Copy every line that mentions the word "结合相关资料".

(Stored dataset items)
◆ ◆ ◆ ◆ ◆

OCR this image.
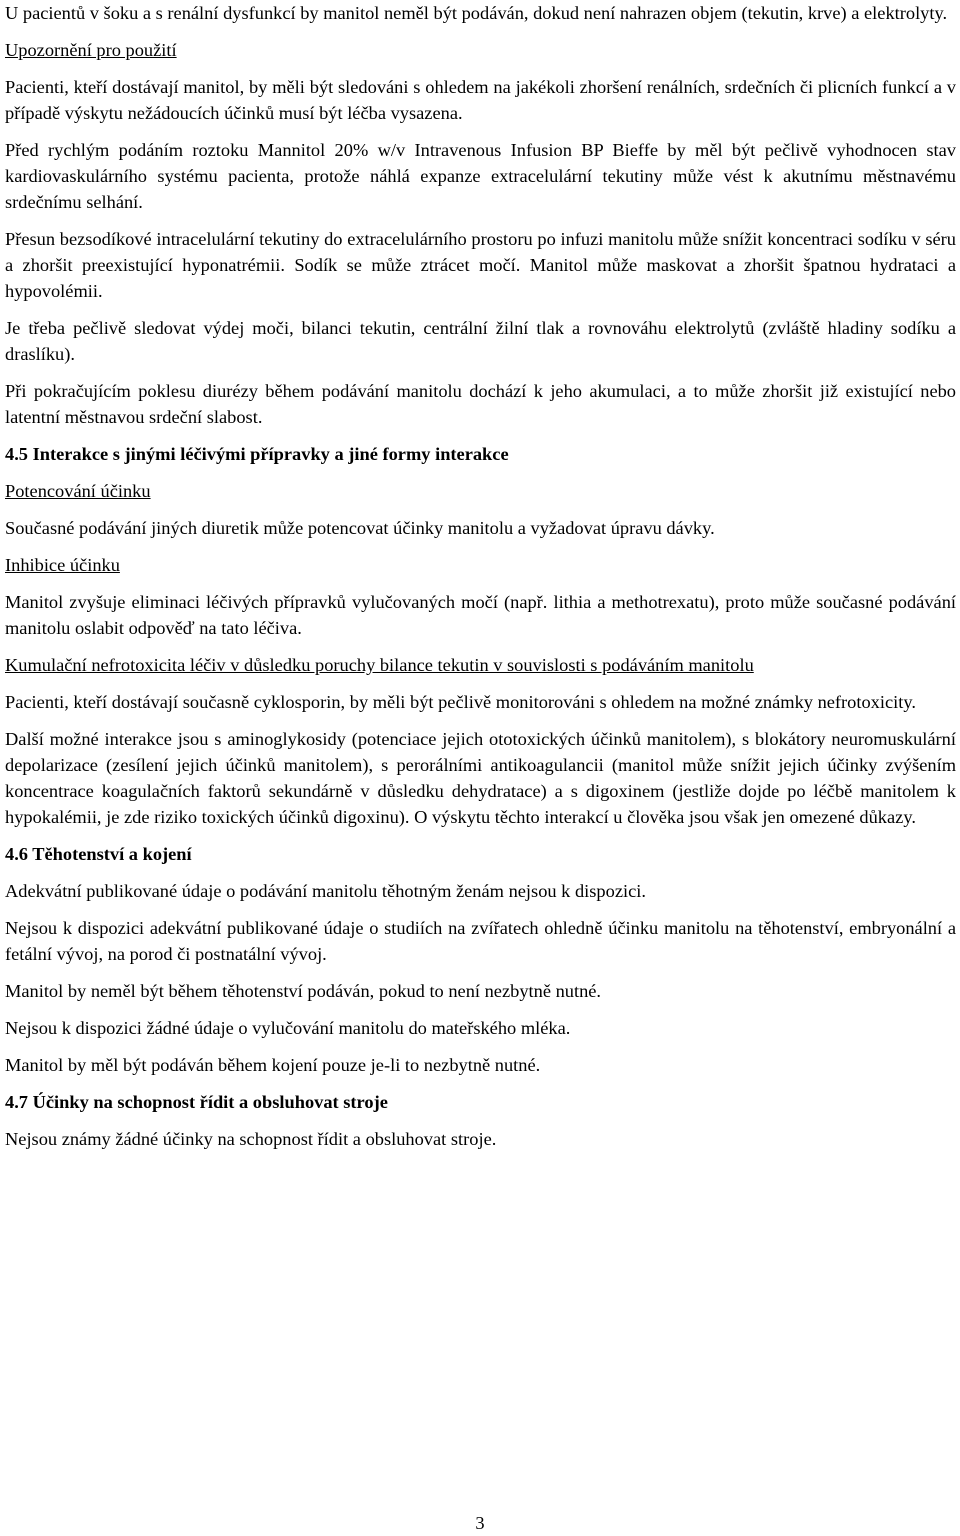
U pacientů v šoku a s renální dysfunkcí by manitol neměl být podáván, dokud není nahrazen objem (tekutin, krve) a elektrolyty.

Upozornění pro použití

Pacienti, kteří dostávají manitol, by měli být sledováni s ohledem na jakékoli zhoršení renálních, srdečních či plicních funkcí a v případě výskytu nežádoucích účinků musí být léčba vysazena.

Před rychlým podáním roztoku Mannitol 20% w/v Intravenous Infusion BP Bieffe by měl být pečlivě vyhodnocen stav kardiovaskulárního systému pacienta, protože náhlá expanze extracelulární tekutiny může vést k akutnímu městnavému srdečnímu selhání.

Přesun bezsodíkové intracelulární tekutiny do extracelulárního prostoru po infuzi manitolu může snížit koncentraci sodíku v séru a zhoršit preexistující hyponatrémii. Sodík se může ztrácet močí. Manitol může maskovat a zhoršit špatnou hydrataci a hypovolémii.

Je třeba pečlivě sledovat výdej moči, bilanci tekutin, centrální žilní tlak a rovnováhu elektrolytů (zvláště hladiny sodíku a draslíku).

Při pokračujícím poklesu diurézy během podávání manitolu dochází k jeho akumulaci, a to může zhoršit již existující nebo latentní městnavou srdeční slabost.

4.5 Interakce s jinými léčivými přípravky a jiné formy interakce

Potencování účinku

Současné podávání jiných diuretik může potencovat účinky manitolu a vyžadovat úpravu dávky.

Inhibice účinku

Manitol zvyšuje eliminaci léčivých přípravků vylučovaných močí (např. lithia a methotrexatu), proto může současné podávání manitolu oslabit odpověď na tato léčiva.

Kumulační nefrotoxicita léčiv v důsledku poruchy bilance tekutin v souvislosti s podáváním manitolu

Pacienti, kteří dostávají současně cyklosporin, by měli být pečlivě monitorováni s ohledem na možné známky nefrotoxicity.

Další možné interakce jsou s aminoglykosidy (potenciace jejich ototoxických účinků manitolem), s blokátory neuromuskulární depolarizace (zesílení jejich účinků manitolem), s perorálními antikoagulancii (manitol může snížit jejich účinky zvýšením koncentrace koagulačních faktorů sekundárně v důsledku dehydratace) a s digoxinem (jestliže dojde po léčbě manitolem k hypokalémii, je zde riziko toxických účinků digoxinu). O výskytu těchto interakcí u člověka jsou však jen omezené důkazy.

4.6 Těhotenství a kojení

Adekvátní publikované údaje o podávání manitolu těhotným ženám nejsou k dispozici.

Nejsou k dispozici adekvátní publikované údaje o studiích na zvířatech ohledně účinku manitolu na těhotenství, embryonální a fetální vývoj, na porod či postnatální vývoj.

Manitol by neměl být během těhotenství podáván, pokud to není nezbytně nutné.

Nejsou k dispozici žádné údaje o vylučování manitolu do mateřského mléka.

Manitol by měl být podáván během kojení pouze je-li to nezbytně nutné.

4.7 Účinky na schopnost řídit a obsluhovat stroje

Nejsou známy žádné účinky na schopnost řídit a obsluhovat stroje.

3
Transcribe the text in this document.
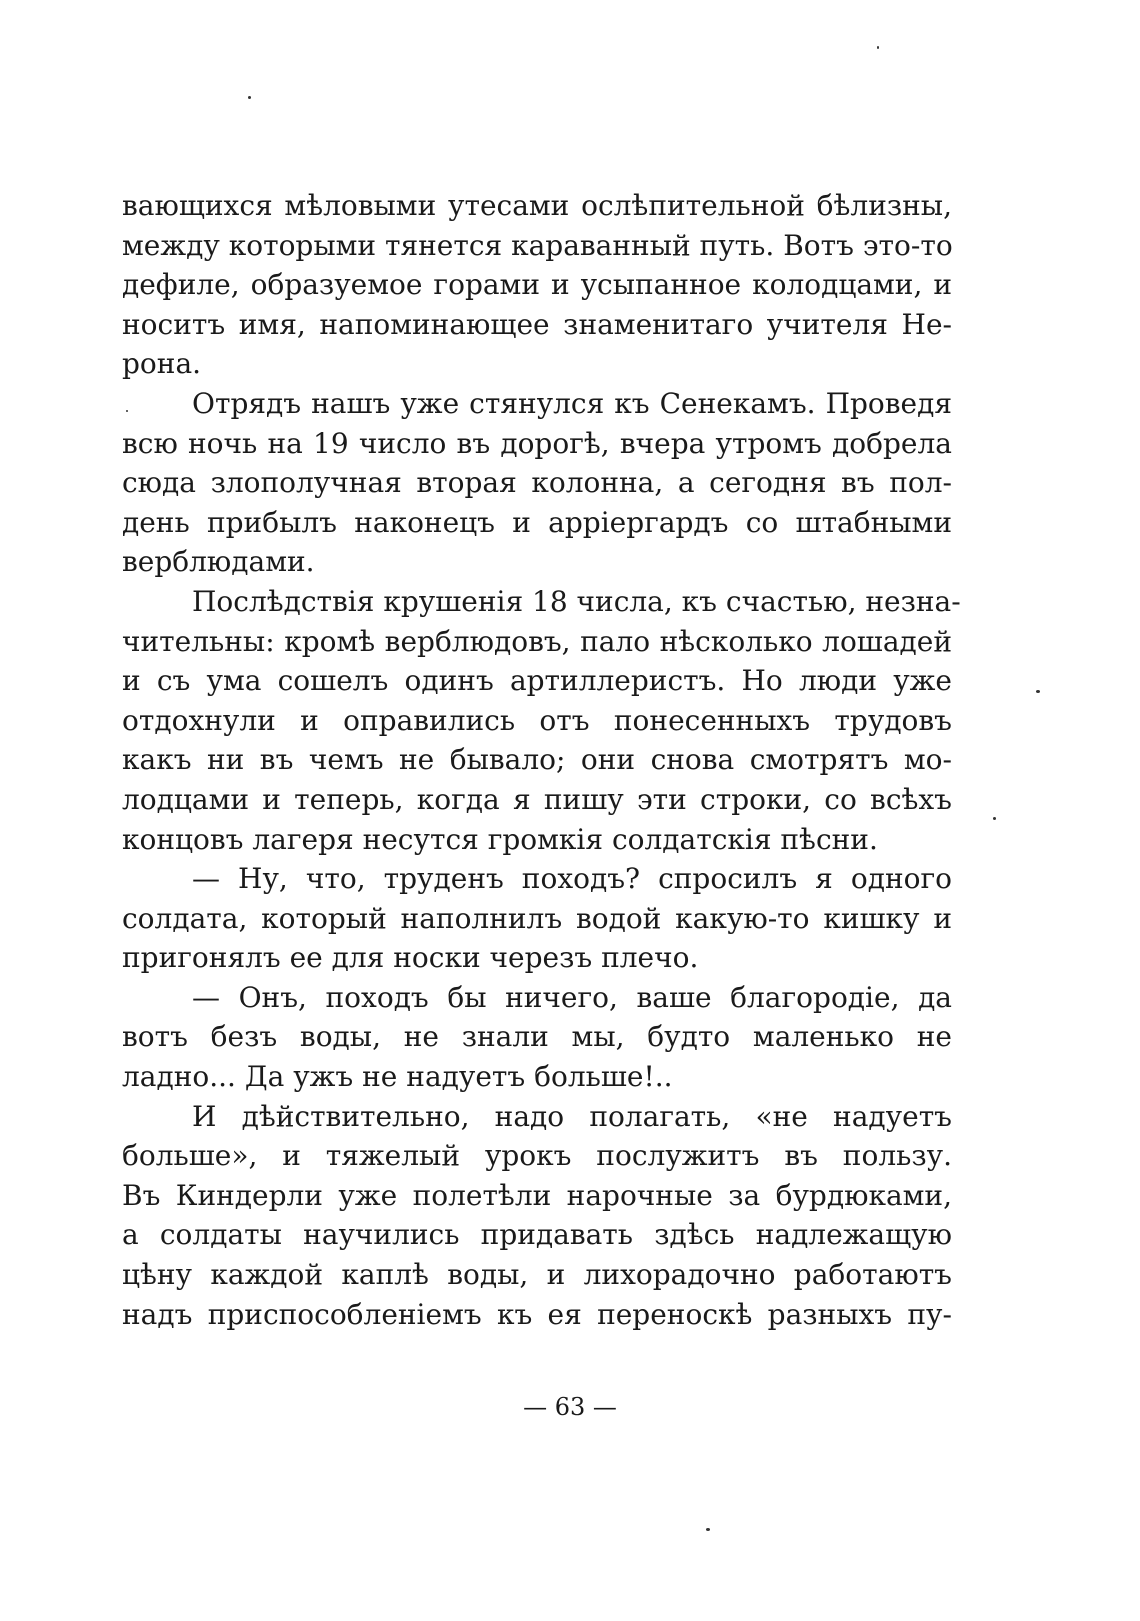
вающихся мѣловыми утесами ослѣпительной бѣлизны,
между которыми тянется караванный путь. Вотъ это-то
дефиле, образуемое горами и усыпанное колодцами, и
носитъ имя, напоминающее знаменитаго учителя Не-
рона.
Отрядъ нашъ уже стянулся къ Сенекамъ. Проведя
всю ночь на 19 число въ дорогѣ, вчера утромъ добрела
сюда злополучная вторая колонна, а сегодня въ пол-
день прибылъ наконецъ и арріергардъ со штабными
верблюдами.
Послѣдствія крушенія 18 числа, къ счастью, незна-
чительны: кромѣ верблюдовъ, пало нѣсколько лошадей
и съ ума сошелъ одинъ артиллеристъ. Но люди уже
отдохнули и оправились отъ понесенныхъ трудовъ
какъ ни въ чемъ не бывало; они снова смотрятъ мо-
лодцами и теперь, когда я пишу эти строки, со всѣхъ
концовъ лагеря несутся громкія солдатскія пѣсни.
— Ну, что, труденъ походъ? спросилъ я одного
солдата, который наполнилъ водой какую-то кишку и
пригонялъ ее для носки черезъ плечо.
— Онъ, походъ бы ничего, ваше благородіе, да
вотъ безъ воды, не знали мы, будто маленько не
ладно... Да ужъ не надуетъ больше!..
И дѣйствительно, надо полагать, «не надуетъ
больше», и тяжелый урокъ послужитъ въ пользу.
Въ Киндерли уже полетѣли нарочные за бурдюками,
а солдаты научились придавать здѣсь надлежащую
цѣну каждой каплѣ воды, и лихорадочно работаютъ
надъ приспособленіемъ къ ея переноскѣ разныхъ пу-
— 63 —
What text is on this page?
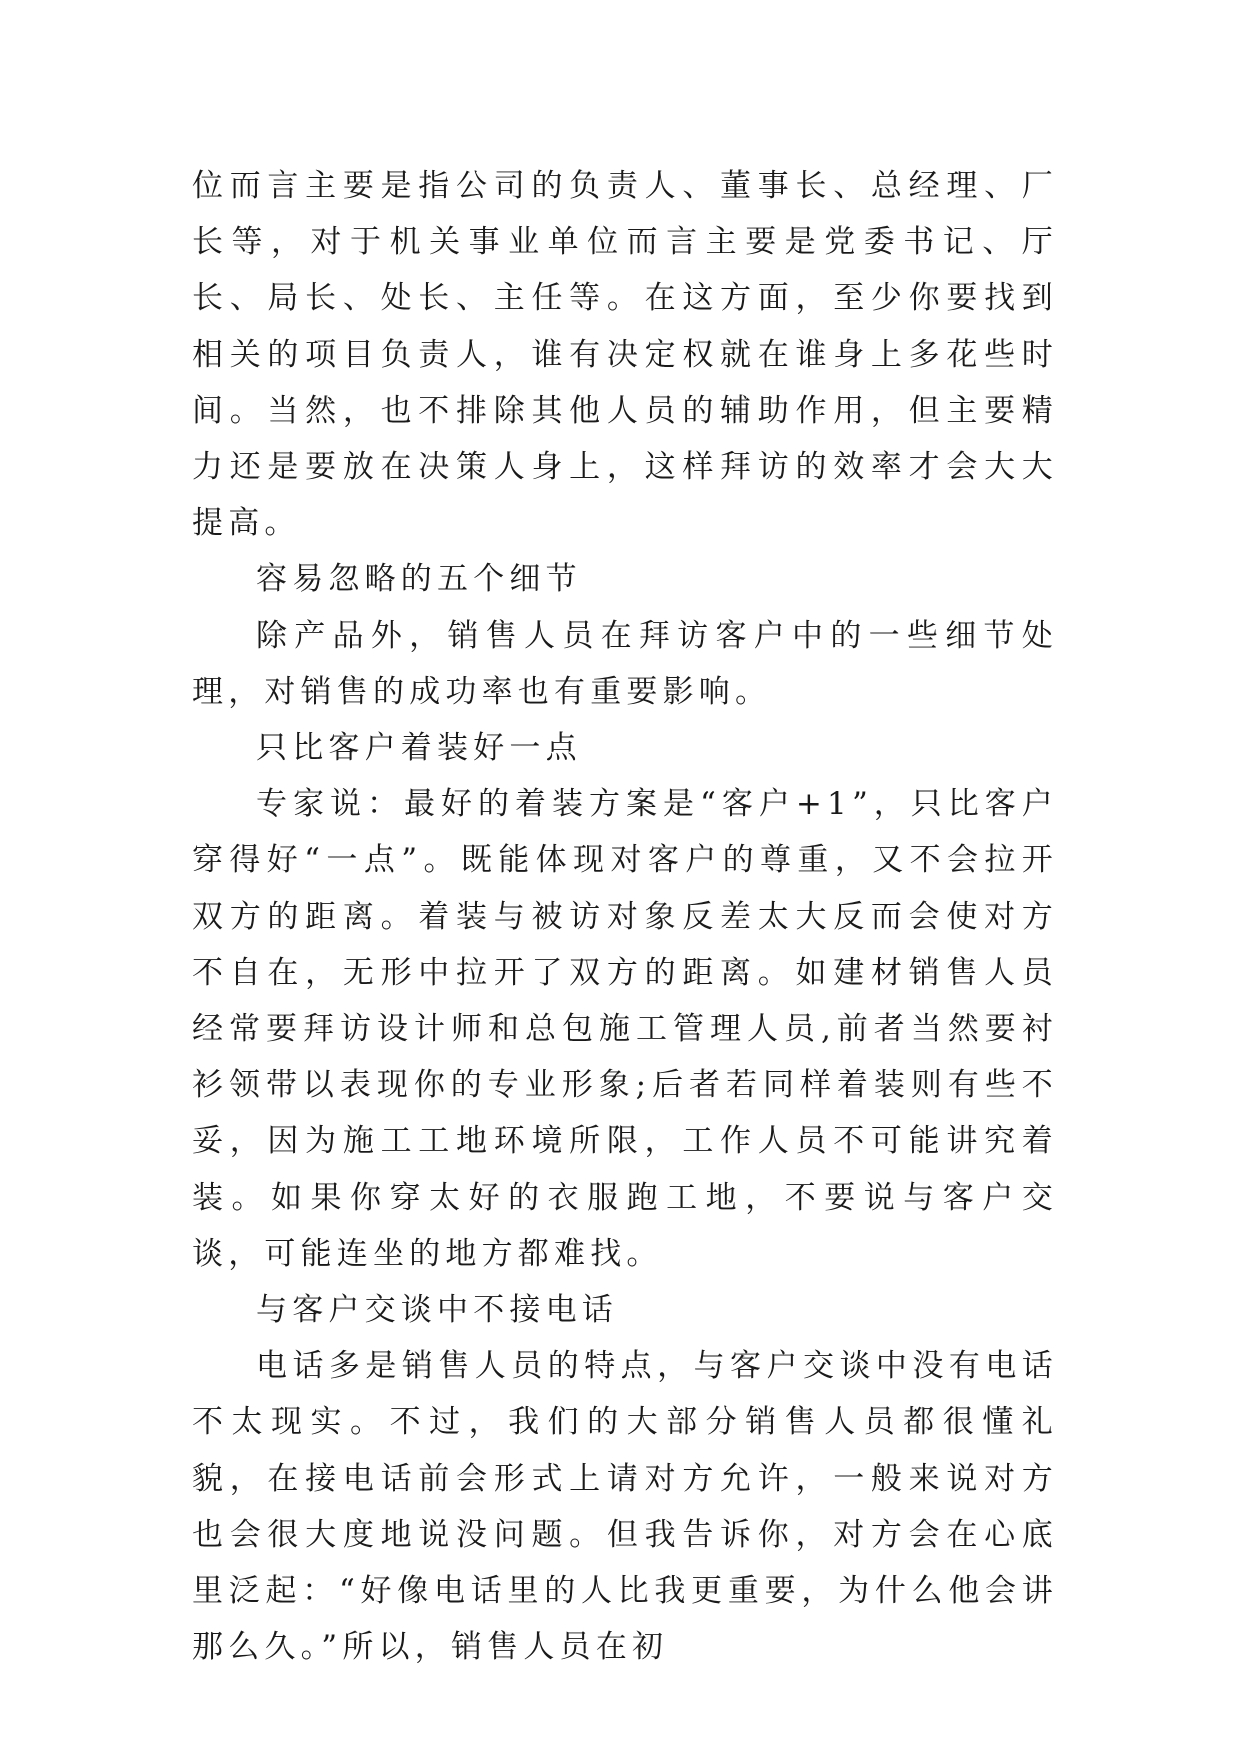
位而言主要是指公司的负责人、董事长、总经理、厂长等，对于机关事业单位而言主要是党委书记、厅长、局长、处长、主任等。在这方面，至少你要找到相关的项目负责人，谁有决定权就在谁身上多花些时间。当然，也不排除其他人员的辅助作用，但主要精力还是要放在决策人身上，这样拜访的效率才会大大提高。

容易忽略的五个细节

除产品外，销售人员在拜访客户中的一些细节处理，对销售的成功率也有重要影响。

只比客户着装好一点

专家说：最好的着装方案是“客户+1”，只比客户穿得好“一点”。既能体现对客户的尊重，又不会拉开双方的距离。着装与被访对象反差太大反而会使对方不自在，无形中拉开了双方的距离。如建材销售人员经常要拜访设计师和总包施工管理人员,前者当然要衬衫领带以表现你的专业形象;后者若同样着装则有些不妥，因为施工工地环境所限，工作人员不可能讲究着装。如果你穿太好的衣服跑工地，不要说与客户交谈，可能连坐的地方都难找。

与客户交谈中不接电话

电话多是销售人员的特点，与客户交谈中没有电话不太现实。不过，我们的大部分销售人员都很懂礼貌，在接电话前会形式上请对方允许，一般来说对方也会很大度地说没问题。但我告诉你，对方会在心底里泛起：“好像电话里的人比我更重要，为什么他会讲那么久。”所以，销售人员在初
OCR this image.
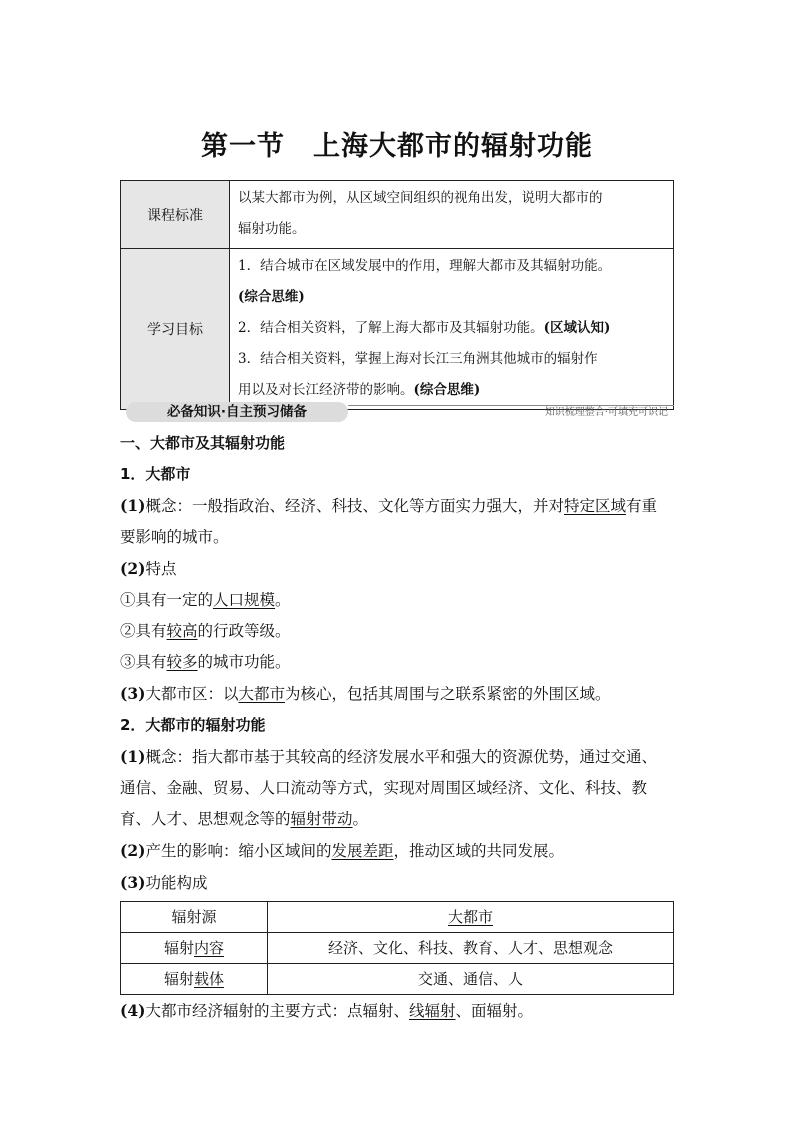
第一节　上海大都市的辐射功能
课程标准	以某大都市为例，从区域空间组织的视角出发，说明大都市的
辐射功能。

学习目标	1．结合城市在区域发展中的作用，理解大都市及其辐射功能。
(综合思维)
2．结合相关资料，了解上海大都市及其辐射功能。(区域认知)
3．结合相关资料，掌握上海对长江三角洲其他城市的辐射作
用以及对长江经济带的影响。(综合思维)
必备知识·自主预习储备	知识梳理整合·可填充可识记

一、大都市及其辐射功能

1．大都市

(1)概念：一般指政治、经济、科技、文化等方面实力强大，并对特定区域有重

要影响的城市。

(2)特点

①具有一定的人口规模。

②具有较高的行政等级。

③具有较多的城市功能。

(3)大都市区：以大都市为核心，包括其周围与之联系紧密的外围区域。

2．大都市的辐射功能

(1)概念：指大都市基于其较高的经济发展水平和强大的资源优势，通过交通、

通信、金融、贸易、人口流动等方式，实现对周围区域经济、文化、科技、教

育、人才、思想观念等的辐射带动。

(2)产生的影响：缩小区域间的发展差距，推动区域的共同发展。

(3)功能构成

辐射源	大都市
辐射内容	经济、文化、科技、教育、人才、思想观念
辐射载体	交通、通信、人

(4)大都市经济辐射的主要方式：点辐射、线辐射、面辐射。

◆ ◆ ◆ ◆ ◆

### In response
2．结合相关资料，了解上海大都市及其辐射功能。(区域认知)
3．结合相关资料，掌握上海对长江三角洲其他城市的辐射作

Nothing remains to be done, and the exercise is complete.